┌─ INPUT

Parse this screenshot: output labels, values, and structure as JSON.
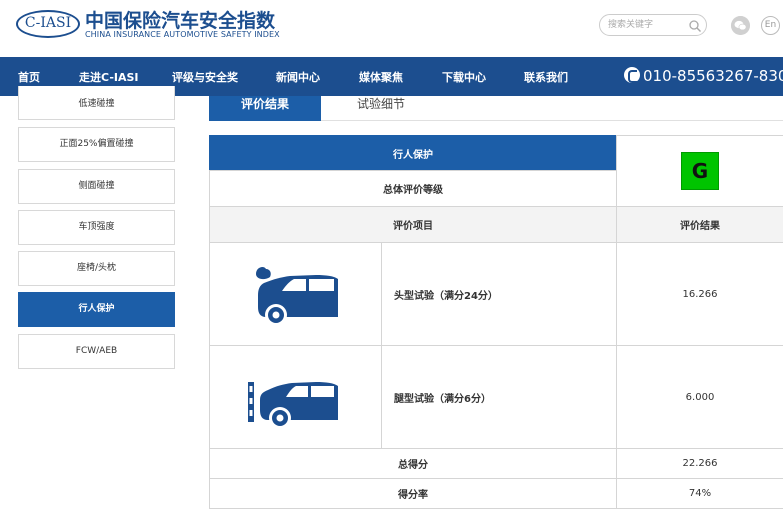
{
  "header": {
    "logo_text": "C-IASI",
    "title_cn": "中国保险汽车安全指数",
    "title_en": "CHINA INSURANCE AUTOMOTIVE SAFETY INDEX",
    "search_placeholder": "搜索关键字",
    "lang_label": "En"
  },
  "nav": {
    "items": [
      "首页",
      "走进C-IASI",
      "评级与安全奖",
      "新闻中心",
      "媒体聚焦",
      "下载中心",
      "联系我们"
    ],
    "phone": "010-85563267-830"
  },
  "sidebar": {
    "items": [
      "低速碰撞",
      "正面25%偏置碰撞",
      "侧面碰撞",
      "车顶强度",
      "座椅/头枕",
      "行人保护",
      "FCW/AEB"
    ],
    "active": "行人保护"
  },
  "tabs": {
    "active": "评价结果",
    "other": "试验细节"
  },
  "table": {
    "category": "行人保护",
    "overall_label": "总体评价等级",
    "grade": "G",
    "grade_color": "#00c400",
    "col_item": "评价项目",
    "col_result": "评价结果",
    "rows": [
      {
        "name": "头型试验（满分24分）",
        "value": "16.266",
        "icon": "car-head-impact-icon"
      },
      {
        "name": "腿型试验（满分6分）",
        "value": "6.000",
        "icon": "car-leg-impact-icon"
      }
    ],
    "total_label": "总得分",
    "total_value": "22.266",
    "rate_label": "得分率",
    "rate_value": "74%"
  },
  "colors": {
    "brand_blue": "#1c4e8f",
    "active_blue": "#1c5ea8"
  }
}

└─

→ **EXERCISE DETAILS**: Send back the data above word for word, with the pictures left out.

→ **EXERCISE ANSWER**:
Parse this screenshot: output labels, values, and structure as JSON.
{
  "header": {
    "logo_text": "C-IASI",
    "title_cn": "中国保险汽车安全指数",
    "title_en": "CHINA INSURANCE AUTOMOTIVE SAFETY INDEX",
    "search_placeholder": "搜索关键字",
    "lang_label": "En"
  },
  "nav": {
    "items": [
      "首页",
      "走进C-IASI",
      "评级与安全奖",
      "新闻中心",
      "媒体聚焦",
      "下载中心",
      "联系我们"
    ],
    "phone": "010-85563267-830"
  },
  "sidebar": {
    "items": [
      "低速碰撞",
      "正面25%偏置碰撞",
      "侧面碰撞",
      "车顶强度",
      "座椅/头枕",
      "行人保护",
      "FCW/AEB"
    ],
    "active": "行人保护"
  },
  "tabs": {
    "active": "评价结果",
    "other": "试验细节"
  },
  "table": {
    "category": "行人保护",
    "overall_label": "总体评价等级",
    "grade": "G",
    "grade_color": "#00c400",
    "col_item": "评价项目",
    "col_result": "评价结果",
    "rows": [
      {
        "name": "头型试验（满分24分）",
        "value": "16.266",
        "icon": "car-head-impact-icon"
      },
      {
        "name": "腿型试验（满分6分）",
        "value": "6.000",
        "icon": "car-leg-impact-icon"
      }
    ],
    "total_label": "总得分",
    "total_value": "22.266",
    "rate_label": "得分率",
    "rate_value": "74%"
  },
  "colors": {
    "brand_blue": "#1c4e8f",
    "active_blue": "#1c5ea8"
  }
}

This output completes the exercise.